#### TASK DETAILS:
Among the entries, which lines carry the string "JSON"? Copy each of them.

#### MATERIAL SUPPLIED:
— Start —

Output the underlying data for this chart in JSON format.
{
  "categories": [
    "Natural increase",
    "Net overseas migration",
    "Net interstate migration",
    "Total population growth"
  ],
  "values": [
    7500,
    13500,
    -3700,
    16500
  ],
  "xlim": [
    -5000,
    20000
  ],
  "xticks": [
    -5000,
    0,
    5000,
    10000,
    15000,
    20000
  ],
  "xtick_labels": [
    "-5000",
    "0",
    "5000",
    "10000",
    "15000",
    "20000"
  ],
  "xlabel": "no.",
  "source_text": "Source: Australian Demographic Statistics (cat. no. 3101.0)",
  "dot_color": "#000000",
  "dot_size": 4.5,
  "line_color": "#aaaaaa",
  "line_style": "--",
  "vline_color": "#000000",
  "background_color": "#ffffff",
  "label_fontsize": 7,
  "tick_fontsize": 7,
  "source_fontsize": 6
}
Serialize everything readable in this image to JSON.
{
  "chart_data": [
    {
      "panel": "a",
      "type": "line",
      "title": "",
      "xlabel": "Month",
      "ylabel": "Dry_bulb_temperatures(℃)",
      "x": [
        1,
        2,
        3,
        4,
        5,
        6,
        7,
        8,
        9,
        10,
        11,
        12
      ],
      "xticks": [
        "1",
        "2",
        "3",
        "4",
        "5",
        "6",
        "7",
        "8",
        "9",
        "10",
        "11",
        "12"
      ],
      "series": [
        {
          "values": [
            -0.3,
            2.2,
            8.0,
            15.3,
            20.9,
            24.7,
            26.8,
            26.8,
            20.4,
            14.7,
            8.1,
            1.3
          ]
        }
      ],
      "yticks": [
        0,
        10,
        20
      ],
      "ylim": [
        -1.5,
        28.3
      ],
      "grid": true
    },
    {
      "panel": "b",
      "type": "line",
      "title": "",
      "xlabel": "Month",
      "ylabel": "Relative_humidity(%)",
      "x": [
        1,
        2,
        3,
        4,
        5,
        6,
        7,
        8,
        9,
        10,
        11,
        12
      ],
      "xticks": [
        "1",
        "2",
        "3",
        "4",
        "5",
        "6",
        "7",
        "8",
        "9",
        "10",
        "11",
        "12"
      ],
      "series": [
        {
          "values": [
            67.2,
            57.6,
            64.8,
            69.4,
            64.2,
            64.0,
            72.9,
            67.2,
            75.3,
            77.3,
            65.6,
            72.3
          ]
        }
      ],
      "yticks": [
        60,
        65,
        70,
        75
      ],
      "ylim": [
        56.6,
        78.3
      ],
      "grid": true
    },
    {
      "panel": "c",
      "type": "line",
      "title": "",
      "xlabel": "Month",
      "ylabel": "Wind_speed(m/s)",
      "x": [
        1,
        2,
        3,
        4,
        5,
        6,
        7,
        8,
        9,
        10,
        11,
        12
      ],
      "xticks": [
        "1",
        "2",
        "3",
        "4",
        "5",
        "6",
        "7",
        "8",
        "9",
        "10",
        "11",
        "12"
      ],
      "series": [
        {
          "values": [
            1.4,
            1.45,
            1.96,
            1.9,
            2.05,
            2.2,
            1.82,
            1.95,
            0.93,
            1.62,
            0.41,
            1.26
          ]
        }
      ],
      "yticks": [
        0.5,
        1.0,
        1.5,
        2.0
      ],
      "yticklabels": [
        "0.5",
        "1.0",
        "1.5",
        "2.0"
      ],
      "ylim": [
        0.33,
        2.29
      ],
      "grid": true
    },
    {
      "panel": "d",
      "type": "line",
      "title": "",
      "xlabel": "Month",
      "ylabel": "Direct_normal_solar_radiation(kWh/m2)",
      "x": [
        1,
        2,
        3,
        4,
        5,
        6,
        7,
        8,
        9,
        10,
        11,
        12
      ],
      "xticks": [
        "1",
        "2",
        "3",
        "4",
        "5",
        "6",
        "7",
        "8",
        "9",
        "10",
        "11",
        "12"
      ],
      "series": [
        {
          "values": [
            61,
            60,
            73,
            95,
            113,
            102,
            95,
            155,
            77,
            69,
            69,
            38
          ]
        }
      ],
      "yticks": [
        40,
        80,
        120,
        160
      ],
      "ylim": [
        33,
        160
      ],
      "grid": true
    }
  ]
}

— End —

#### OUTPUT OF THE TASK:
Output the underlying data for this chart in JSON format.
Serialize everything readable in this image to JSON.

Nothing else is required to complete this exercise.